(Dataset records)
=-=-=-=-=

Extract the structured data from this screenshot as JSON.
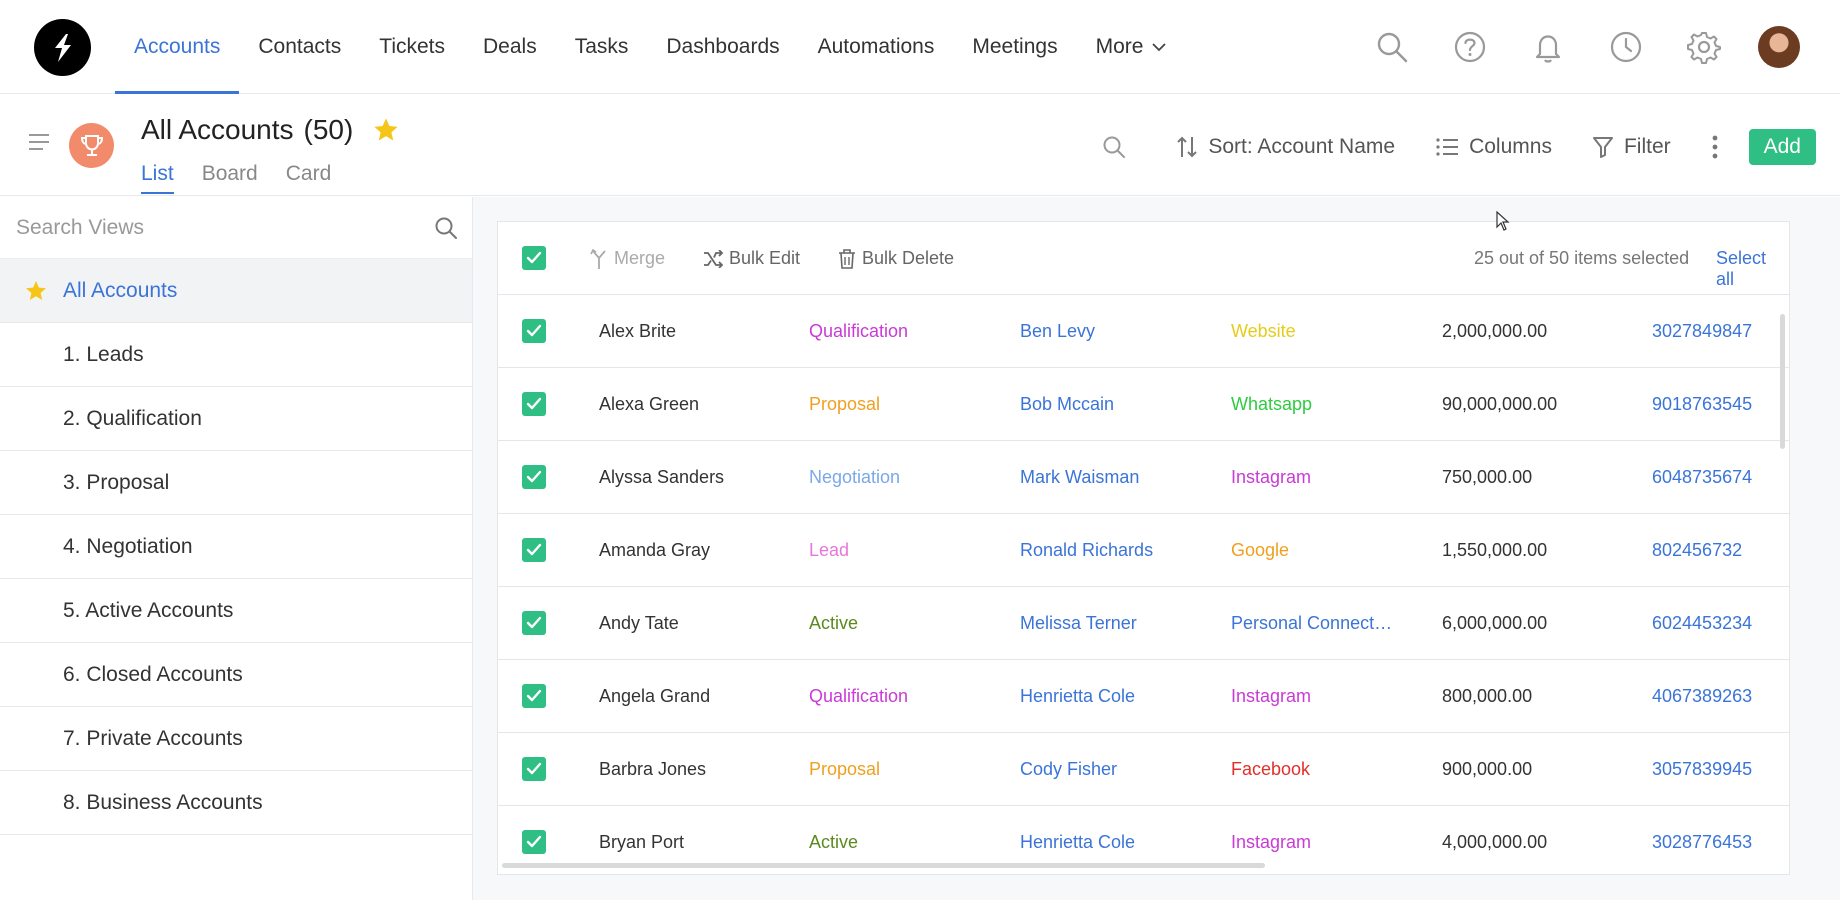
{
  "nav": {
    "items": [
      {
        "label": "Accounts",
        "active": true
      },
      {
        "label": "Contacts"
      },
      {
        "label": "Tickets"
      },
      {
        "label": "Deals"
      },
      {
        "label": "Tasks"
      },
      {
        "label": "Dashboards"
      },
      {
        "label": "Automations"
      },
      {
        "label": "Meetings"
      }
    ],
    "more_label": "More",
    "icons": [
      "search-icon",
      "help-icon",
      "bell-icon",
      "clock-icon",
      "gear-icon"
    ]
  },
  "header": {
    "title": "All Accounts",
    "count": "(50)",
    "tabs": [
      "List",
      "Board",
      "Card"
    ],
    "active_tab": "List",
    "sort_label": "Sort: Account Name",
    "columns_label": "Columns",
    "filter_label": "Filter",
    "add_label": "Add"
  },
  "sidebar": {
    "search_placeholder": "Search Views",
    "views": [
      {
        "label": "All Accounts",
        "active": true
      },
      {
        "label": "1. Leads"
      },
      {
        "label": "2. Qualification"
      },
      {
        "label": "3. Proposal"
      },
      {
        "label": "4. Negotiation"
      },
      {
        "label": "5. Active Accounts"
      },
      {
        "label": "6. Closed Accounts"
      },
      {
        "label": "7. Private Accounts"
      },
      {
        "label": "8. Business Accounts"
      }
    ]
  },
  "bulkbar": {
    "merge_label": "Merge",
    "bulk_edit_label": "Bulk Edit",
    "bulk_delete_label": "Bulk Delete",
    "selected_text": "25 out of 50 items selected",
    "select_all_label": "Select all"
  },
  "stage_colors": {
    "Qualification": "#c93ad6",
    "Proposal": "#f0a020",
    "Negotiation": "#7aa8e8",
    "Lead": "#e876d8",
    "Active": "#5a8a1e"
  },
  "source_colors": {
    "Website": "#e6cc1a",
    "Whatsapp": "#2ecc40",
    "Instagram": "#c93ad6",
    "Google": "#f0a020",
    "Personal Connect…": "#3b74d8",
    "Facebook": "#e0302a"
  },
  "rows": [
    {
      "name": "Alex Brite",
      "stage": "Qualification",
      "owner": "Ben Levy",
      "source": "Website",
      "amount": "2,000,000.00",
      "phone": "3027849847"
    },
    {
      "name": "Alexa Green",
      "stage": "Proposal",
      "owner": "Bob Mccain",
      "source": "Whatsapp",
      "amount": "90,000,000.00",
      "phone": "9018763545"
    },
    {
      "name": "Alyssa Sanders",
      "stage": "Negotiation",
      "owner": "Mark Waisman",
      "source": "Instagram",
      "amount": "750,000.00",
      "phone": "6048735674"
    },
    {
      "name": "Amanda Gray",
      "stage": "Lead",
      "owner": "Ronald Richards",
      "source": "Google",
      "amount": "1,550,000.00",
      "phone": "802456732"
    },
    {
      "name": "Andy Tate",
      "stage": "Active",
      "owner": "Melissa Terner",
      "source": "Personal Connect…",
      "amount": "6,000,000.00",
      "phone": "6024453234"
    },
    {
      "name": "Angela Grand",
      "stage": "Qualification",
      "owner": "Henrietta Cole",
      "source": "Instagram",
      "amount": "800,000.00",
      "phone": "4067389263"
    },
    {
      "name": "Barbra Jones",
      "stage": "Proposal",
      "owner": "Cody Fisher",
      "source": "Facebook",
      "amount": "900,000.00",
      "phone": "3057839945"
    },
    {
      "name": "Bryan Port",
      "stage": "Active",
      "owner": "Henrietta Cole",
      "source": "Instagram",
      "amount": "4,000,000.00",
      "phone": "3028776453"
    }
  ]
}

=-=-=-=-=

▶ Problem details: Out of the material above, gather each line where "items" appears.

▶ Response to the task:
    "items": [
    "selected_text": "25 out of 50 items selected",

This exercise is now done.